** Start Recorded information **
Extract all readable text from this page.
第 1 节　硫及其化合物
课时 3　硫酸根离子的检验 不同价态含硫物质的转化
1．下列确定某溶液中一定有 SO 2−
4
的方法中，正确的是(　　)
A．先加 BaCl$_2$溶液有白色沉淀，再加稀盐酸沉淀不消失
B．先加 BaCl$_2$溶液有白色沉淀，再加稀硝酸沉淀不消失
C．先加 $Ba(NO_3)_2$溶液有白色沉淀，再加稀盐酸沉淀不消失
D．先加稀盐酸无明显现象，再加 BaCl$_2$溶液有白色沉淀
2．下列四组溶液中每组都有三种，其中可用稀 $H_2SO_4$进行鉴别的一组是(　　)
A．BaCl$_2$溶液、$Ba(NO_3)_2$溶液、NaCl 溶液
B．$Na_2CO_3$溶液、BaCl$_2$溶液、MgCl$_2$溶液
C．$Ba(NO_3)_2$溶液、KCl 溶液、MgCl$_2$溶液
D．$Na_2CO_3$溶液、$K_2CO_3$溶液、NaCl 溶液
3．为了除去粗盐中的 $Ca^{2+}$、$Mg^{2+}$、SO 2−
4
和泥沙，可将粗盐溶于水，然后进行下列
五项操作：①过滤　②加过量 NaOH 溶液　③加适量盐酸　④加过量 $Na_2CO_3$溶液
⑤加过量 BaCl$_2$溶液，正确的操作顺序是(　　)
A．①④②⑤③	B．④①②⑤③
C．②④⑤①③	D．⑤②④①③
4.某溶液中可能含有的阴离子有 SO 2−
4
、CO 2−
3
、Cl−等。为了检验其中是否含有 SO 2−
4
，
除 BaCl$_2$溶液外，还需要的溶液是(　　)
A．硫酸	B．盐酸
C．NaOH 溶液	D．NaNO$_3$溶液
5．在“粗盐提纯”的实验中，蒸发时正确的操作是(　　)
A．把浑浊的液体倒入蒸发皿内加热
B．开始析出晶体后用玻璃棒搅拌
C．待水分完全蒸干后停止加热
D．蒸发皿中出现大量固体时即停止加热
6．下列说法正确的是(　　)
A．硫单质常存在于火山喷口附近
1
** End Recorded information **
Output all of the material, please, exactly as it stands.

Extract all readable text from this page.
第 1 节　硫及其化合物
课时 3　硫酸根离子的检验 不同价态含硫物质的转化
1．下列确定某溶液中一定有 SO 2−
4
的方法中，正确的是(　　)
A．先加 BaCl$_2$溶液有白色沉淀，再加稀盐酸沉淀不消失
B．先加 BaCl$_2$溶液有白色沉淀，再加稀硝酸沉淀不消失
C．先加 $Ba(NO_3)_2$溶液有白色沉淀，再加稀盐酸沉淀不消失
D．先加稀盐酸无明显现象，再加 BaCl$_2$溶液有白色沉淀
2．下列四组溶液中每组都有三种，其中可用稀 $H_2SO_4$进行鉴别的一组是(　　)
A．BaCl$_2$溶液、$Ba(NO_3)_2$溶液、NaCl 溶液
B．$Na_2CO_3$溶液、BaCl$_2$溶液、MgCl$_2$溶液
C．$Ba(NO_3)_2$溶液、KCl 溶液、MgCl$_2$溶液
D．$Na_2CO_3$溶液、$K_2CO_3$溶液、NaCl 溶液
3．为了除去粗盐中的 $Ca^{2+}$、$Mg^{2+}$、SO 2−
4
和泥沙，可将粗盐溶于水，然后进行下列
五项操作：①过滤　②加过量 NaOH 溶液　③加适量盐酸　④加过量 $Na_2CO_3$溶液
⑤加过量 BaCl$_2$溶液，正确的操作顺序是(　　)
A．①④②⑤③	B．④①②⑤③
C．②④⑤①③	D．⑤②④①③
4.某溶液中可能含有的阴离子有 SO 2−
4
、CO 2−
3
、Cl−等。为了检验其中是否含有 SO 2−
4
，
除 BaCl$_2$溶液外，还需要的溶液是(　　)
A．硫酸	B．盐酸
C．NaOH 溶液	D．NaNO$_3$溶液
5．在“粗盐提纯”的实验中，蒸发时正确的操作是(　　)
A．把浑浊的液体倒入蒸发皿内加热
B．开始析出晶体后用玻璃棒搅拌
C．待水分完全蒸干后停止加热
D．蒸发皿中出现大量固体时即停止加热
6．下列说法正确的是(　　)
A．硫单质常存在于火山喷口附近
1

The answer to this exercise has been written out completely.